**Required work**
Look through the data below. Collect every line where the word "JSON" occurs.
=====
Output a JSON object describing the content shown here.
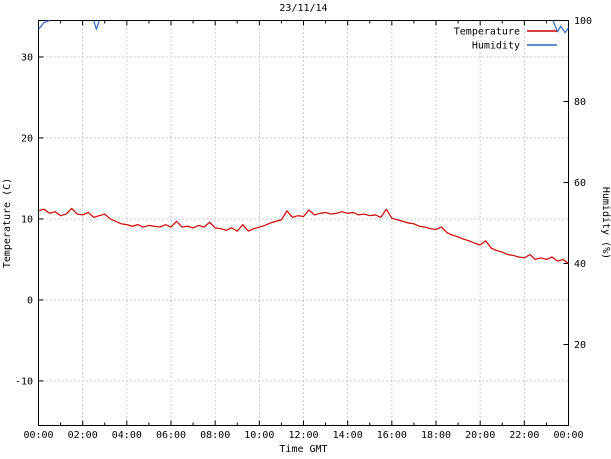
{
  "chart_data": {
    "type": "line",
    "title": "23/11/14",
    "xlabel": "Time GMT",
    "ylabel_left": "Temperature (C)",
    "ylabel_right": "Humidity (%)",
    "grid": true,
    "legend_position": "top-right",
    "x_axis": {
      "unit": "hours",
      "min": 0,
      "max": 24,
      "tick_hours": [
        0,
        2,
        4,
        6,
        8,
        10,
        12,
        14,
        16,
        18,
        20,
        22,
        24
      ],
      "tick_labels": [
        "00:00",
        "02:00",
        "04:00",
        "06:00",
        "08:00",
        "10:00",
        "12:00",
        "14:00",
        "16:00",
        "18:00",
        "20:00",
        "22:00",
        "00:00"
      ]
    },
    "y_left": {
      "min": -15.5,
      "max": 34.5,
      "ticks": [
        -10,
        0,
        10,
        20,
        30
      ]
    },
    "y_right": {
      "min": 0,
      "max": 100,
      "ticks": [
        20,
        40,
        60,
        80,
        100
      ]
    },
    "legend": [
      {
        "label": "Temperature",
        "color": "#cc0000"
      },
      {
        "label": "Humidity",
        "color": "#3366cc"
      }
    ],
    "series": [
      {
        "name": "Temperature",
        "axis": "left",
        "color": "#cc0000",
        "x_start": 0,
        "x_step": 0.25,
        "values": [
          11.0,
          11.2,
          10.7,
          10.9,
          10.4,
          10.6,
          11.3,
          10.6,
          10.5,
          10.8,
          10.2,
          10.4,
          10.6,
          10.0,
          9.7,
          9.4,
          9.3,
          9.1,
          9.3,
          9.0,
          9.2,
          9.1,
          9.0,
          9.3,
          9.0,
          9.7,
          9.0,
          9.1,
          8.9,
          9.2,
          9.0,
          9.6,
          8.9,
          8.8,
          8.6,
          8.9,
          8.5,
          9.3,
          8.5,
          8.8,
          9.0,
          9.2,
          9.5,
          9.7,
          9.9,
          11.0,
          10.2,
          10.4,
          10.3,
          11.1,
          10.5,
          10.7,
          10.8,
          10.6,
          10.7,
          10.9,
          10.7,
          10.8,
          10.5,
          10.6,
          10.4,
          10.5,
          10.2,
          11.2,
          10.1,
          9.9,
          9.7,
          9.5,
          9.4,
          9.1,
          9.0,
          8.8,
          8.7,
          9.0,
          8.3,
          8.0,
          7.8,
          7.5,
          7.3,
          7.0,
          6.8,
          7.3,
          6.4,
          6.1,
          5.9,
          5.6,
          5.5,
          5.3,
          5.2,
          5.6,
          5.0,
          5.2,
          5.0,
          5.3,
          4.8,
          5.0,
          4.5
        ]
      },
      {
        "name": "Humidity",
        "axis": "right",
        "color": "#3366cc",
        "segments": [
          [
            [
              0.0,
              97.8
            ],
            [
              0.25,
              99.5
            ],
            [
              0.5,
              100
            ]
          ],
          [
            [
              2.5,
              100
            ],
            [
              2.62,
              97.8
            ],
            [
              2.75,
              100
            ]
          ],
          [
            [
              23.3,
              100
            ],
            [
              23.5,
              97.2
            ],
            [
              23.65,
              98.6
            ],
            [
              23.85,
              97.0
            ],
            [
              24.0,
              98.2
            ]
          ]
        ]
      }
    ]
  },
  "colors": {
    "background": "#ffffff",
    "plot_border": "#000000",
    "grid": "#9b9b9b",
    "text": "#000000",
    "temperature": "#cc0000",
    "humidity": "#3366cc"
  }
}
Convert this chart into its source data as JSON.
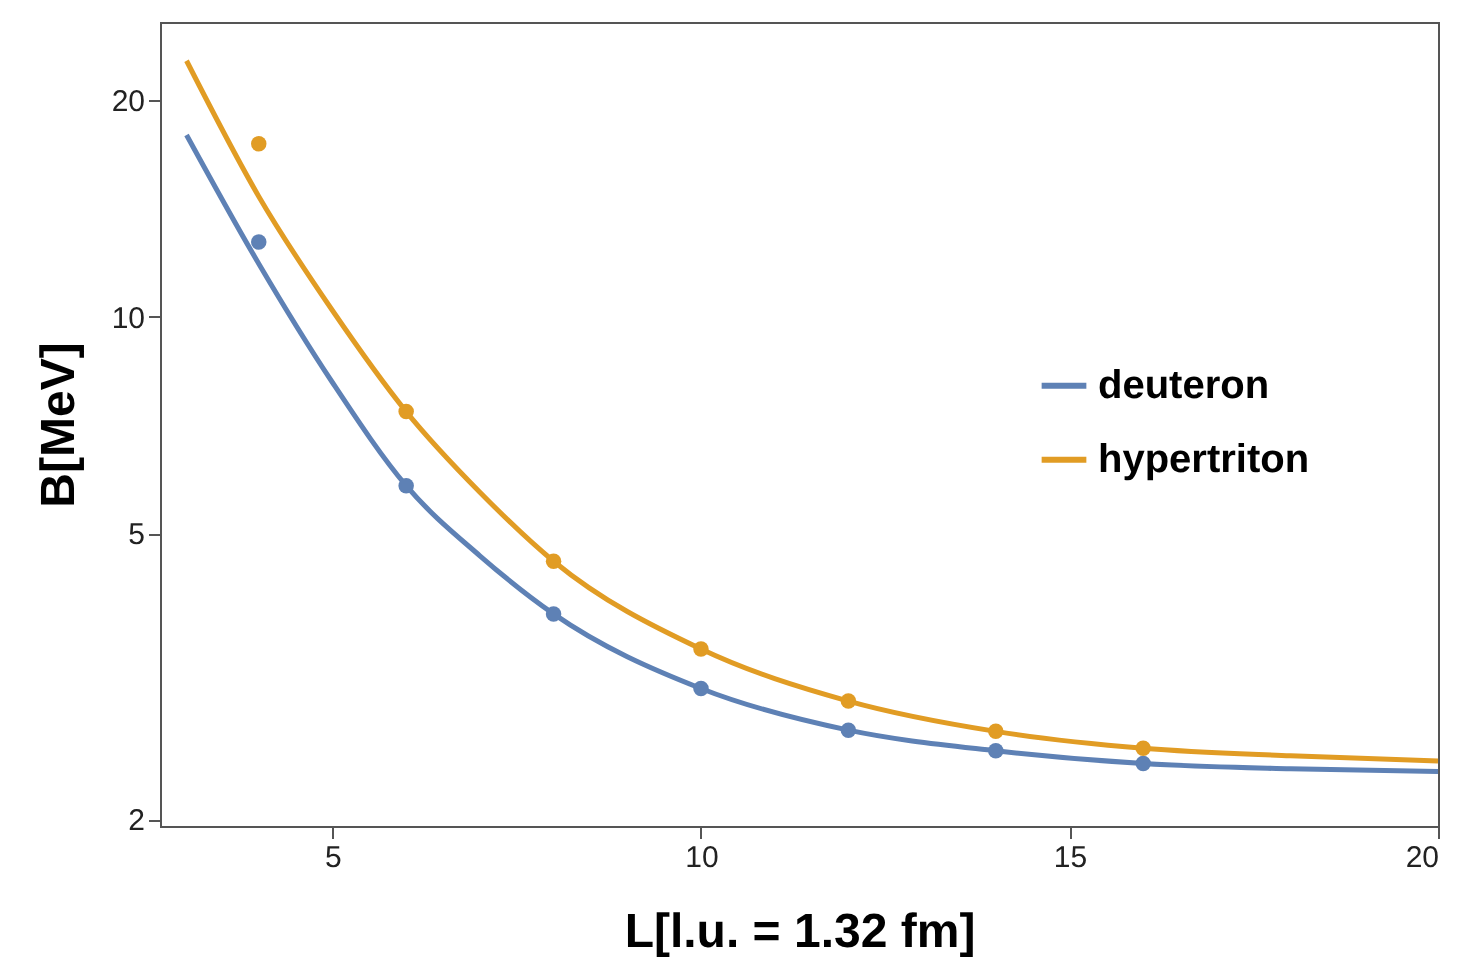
{
  "chart_data": {
    "type": "line",
    "xlabel": "L[l.u. = 1.32 fm]",
    "ylabel": "B[MeV]",
    "log": "y",
    "grid": false,
    "legend": "right",
    "xlim": [
      2.66,
      20
    ],
    "ylim": [
      1.957,
      25.7
    ],
    "xticks": [
      5,
      10,
      15,
      20
    ],
    "yticks": [
      2,
      5,
      10,
      20
    ],
    "series": [
      {
        "name": "deuteron",
        "color": "#5e81b5",
        "x": [
          3.02,
          4,
          5,
          6,
          7,
          8,
          10,
          12,
          14,
          16,
          18,
          20
        ],
        "values": [
          17.9,
          11.85,
          8.1,
          5.82,
          4.65,
          3.86,
          3.04,
          2.66,
          2.49,
          2.39,
          2.35,
          2.33
        ]
      },
      {
        "name": "hypertriton",
        "color": "#e19c24",
        "x": [
          3.02,
          4,
          5,
          6,
          7,
          8,
          10,
          12,
          14,
          16,
          18,
          20
        ],
        "values": [
          22.7,
          14.7,
          10.2,
          7.38,
          5.7,
          4.57,
          3.45,
          2.92,
          2.65,
          2.51,
          2.45,
          2.41
        ]
      },
      {
        "type": "scatter",
        "color": "#5e81b5",
        "marker": "circle",
        "x": [
          4,
          6,
          8,
          10,
          12,
          14,
          16
        ],
        "values": [
          12.7,
          5.82,
          3.86,
          3.04,
          2.66,
          2.49,
          2.39
        ]
      },
      {
        "type": "scatter",
        "color": "#e19c24",
        "marker": "circle",
        "x": [
          4,
          6,
          8,
          10,
          12,
          14,
          16
        ],
        "values": [
          17.4,
          7.38,
          4.57,
          3.45,
          2.92,
          2.65,
          2.51
        ]
      }
    ]
  }
}
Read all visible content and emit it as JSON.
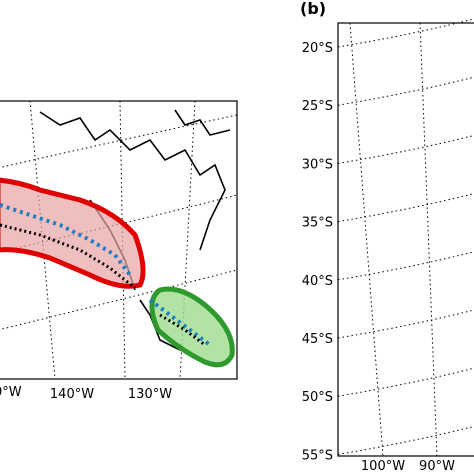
{
  "left_panel": {
    "lon_labels": [
      "0°W",
      "140°W",
      "130°W"
    ]
  },
  "right_panel": {
    "label": "(b)",
    "lat_labels": [
      "20°S",
      "25°S",
      "30°S",
      "35°S",
      "40°S",
      "45°S",
      "50°S",
      "55°S"
    ],
    "lon_labels": [
      "100°W",
      "90°W"
    ]
  }
}
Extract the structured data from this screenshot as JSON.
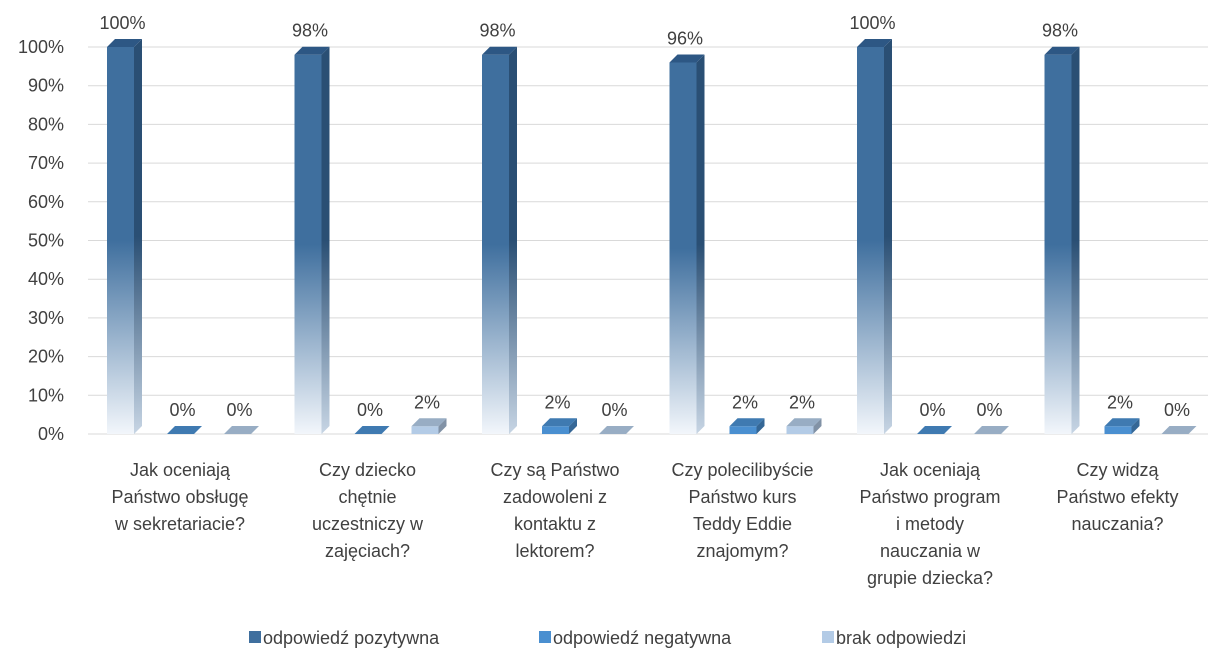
{
  "chart_data": {
    "type": "bar",
    "categories": [
      [
        "Jak oceniają",
        "Państwo obsługę",
        "w sekretariacie?"
      ],
      [
        "Czy dziecko",
        "chętnie",
        "uczestniczy w",
        "zajęciach?"
      ],
      [
        "Czy są Państwo",
        "zadowoleni z",
        "kontaktu z",
        "lektorem?"
      ],
      [
        "Czy polecilibyście",
        "Państwo kurs",
        "Teddy Eddie",
        "znajomym?"
      ],
      [
        "Jak oceniają",
        "Państwo program",
        "i metody",
        "nauczania w",
        "grupie dziecka?"
      ],
      [
        "Czy widzą",
        "Państwo efekty",
        "nauczania?"
      ]
    ],
    "series": [
      {
        "name": "odpowiedź pozytywna",
        "values": [
          100,
          98,
          98,
          96,
          100,
          98
        ],
        "labels": [
          "100%",
          "98%",
          "98%",
          "96%",
          "100%",
          "98%"
        ],
        "color": "#3f6f9e"
      },
      {
        "name": "odpowiedź negatywna",
        "values": [
          0,
          0,
          2,
          2,
          0,
          2
        ],
        "labels": [
          "0%",
          "0%",
          "2%",
          "2%",
          "0%",
          "2%"
        ],
        "color": "#4a8fd0"
      },
      {
        "name": "brak odpowiedzi",
        "values": [
          0,
          2,
          0,
          2,
          0,
          0
        ],
        "labels": [
          "0%",
          "2%",
          "0%",
          "2%",
          "0%",
          "0%"
        ],
        "color": "#b3cbe6"
      }
    ],
    "y_ticks": [
      "0%",
      "10%",
      "20%",
      "30%",
      "40%",
      "50%",
      "60%",
      "70%",
      "80%",
      "90%",
      "100%"
    ],
    "ylim": [
      0,
      100
    ],
    "grid": true,
    "legend_position": "bottom"
  }
}
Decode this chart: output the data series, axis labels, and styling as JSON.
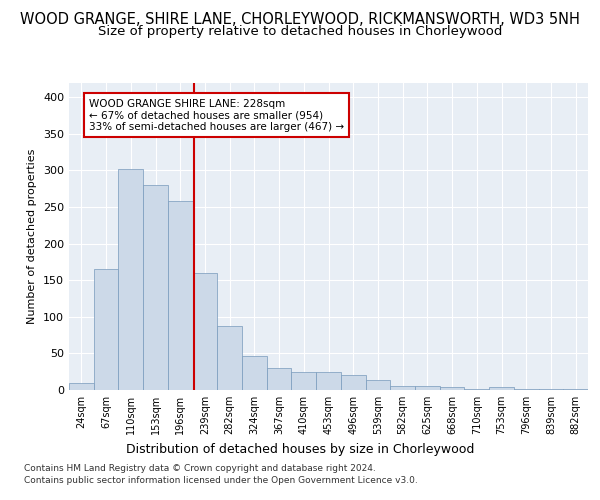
{
  "title": "WOOD GRANGE, SHIRE LANE, CHORLEYWOOD, RICKMANSWORTH, WD3 5NH",
  "subtitle": "Size of property relative to detached houses in Chorleywood",
  "xlabel": "Distribution of detached houses by size in Chorleywood",
  "ylabel": "Number of detached properties",
  "bar_color": "#ccd9e8",
  "bar_edgecolor": "#7799bb",
  "categories": [
    "24sqm",
    "67sqm",
    "110sqm",
    "153sqm",
    "196sqm",
    "239sqm",
    "282sqm",
    "324sqm",
    "367sqm",
    "410sqm",
    "453sqm",
    "496sqm",
    "539sqm",
    "582sqm",
    "625sqm",
    "668sqm",
    "710sqm",
    "753sqm",
    "796sqm",
    "839sqm",
    "882sqm"
  ],
  "values": [
    10,
    165,
    302,
    280,
    258,
    160,
    88,
    47,
    30,
    25,
    25,
    20,
    14,
    6,
    5,
    4,
    2,
    4,
    2,
    1,
    1
  ],
  "ylim": [
    0,
    420
  ],
  "yticks": [
    0,
    50,
    100,
    150,
    200,
    250,
    300,
    350,
    400
  ],
  "property_line_x": 4.55,
  "annotation_line1": "WOOD GRANGE SHIRE LANE: 228sqm",
  "annotation_line2": "← 67% of detached houses are smaller (954)",
  "annotation_line3": "33% of semi-detached houses are larger (467) →",
  "annotation_box_color": "#ffffff",
  "annotation_box_edgecolor": "#cc0000",
  "footer_line1": "Contains HM Land Registry data © Crown copyright and database right 2024.",
  "footer_line2": "Contains public sector information licensed under the Open Government Licence v3.0.",
  "plot_background": "#e8eef5",
  "grid_color": "#ffffff",
  "vline_color": "#cc0000",
  "title_fontsize": 10.5,
  "subtitle_fontsize": 9.5,
  "xlabel_fontsize": 9,
  "ylabel_fontsize": 8
}
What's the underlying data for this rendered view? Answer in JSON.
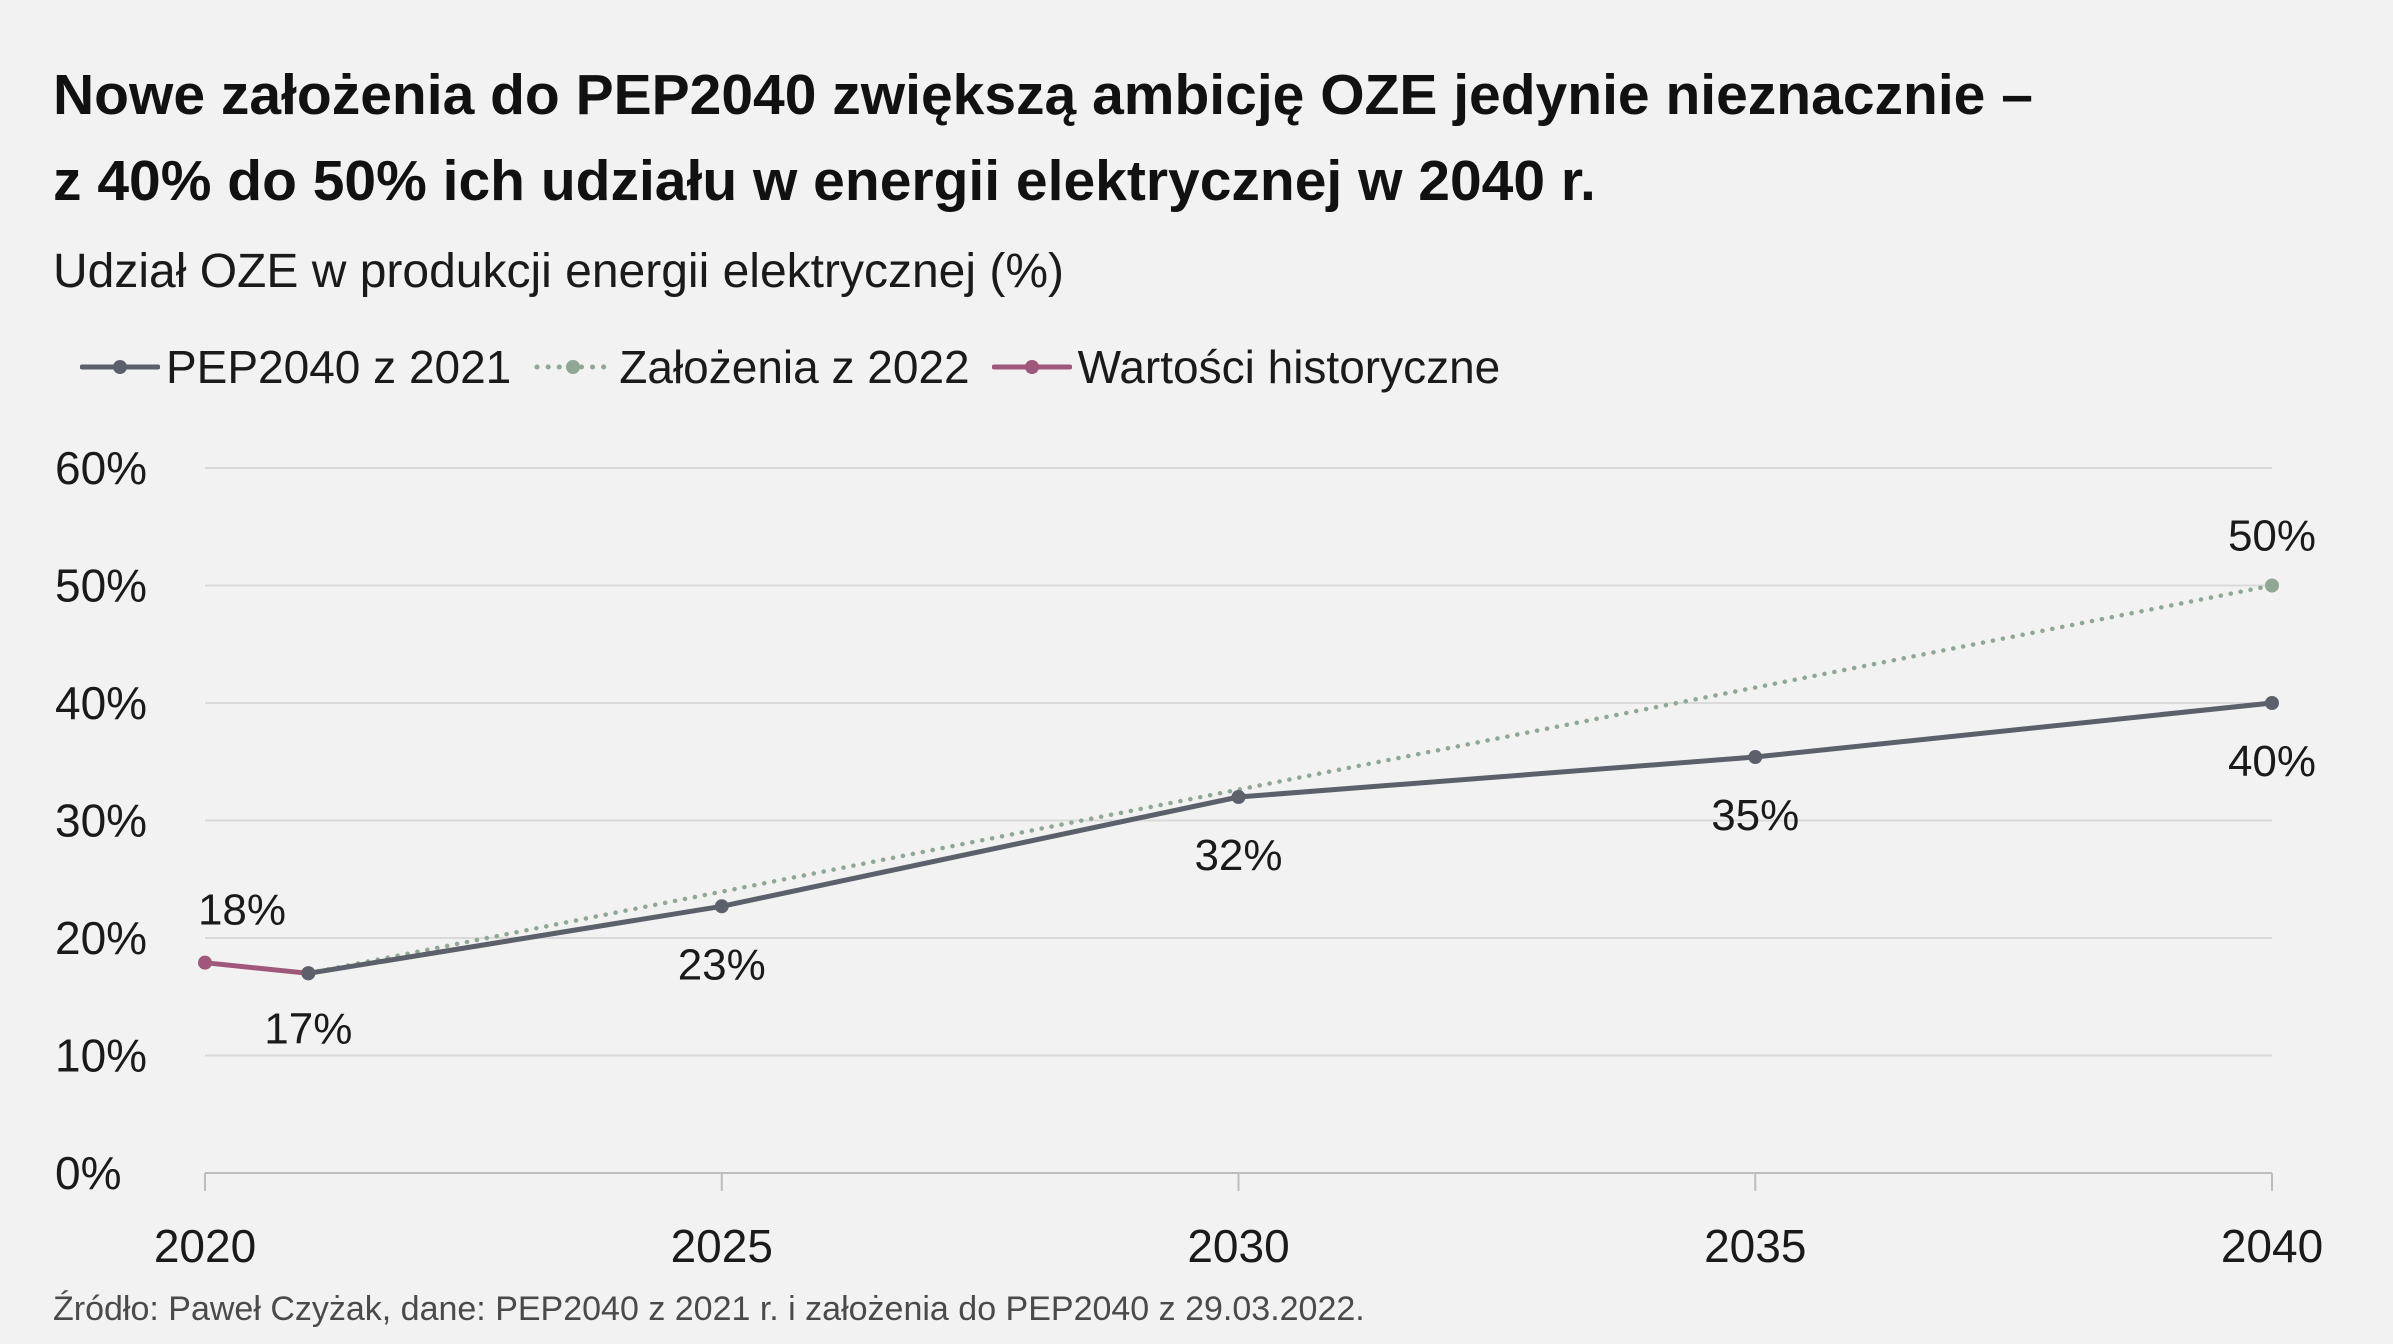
=====
**Answer**
Output a JSON object describing the content shown here.
Convert this chart into its source data as JSON.
Read all visible content and emit it as JSON.
Extract the structured data from this screenshot as JSON.
Decode this chart: output the data series, axis labels, and styling as JSON.
What's the underlying data for this rendered view? Answer in JSON.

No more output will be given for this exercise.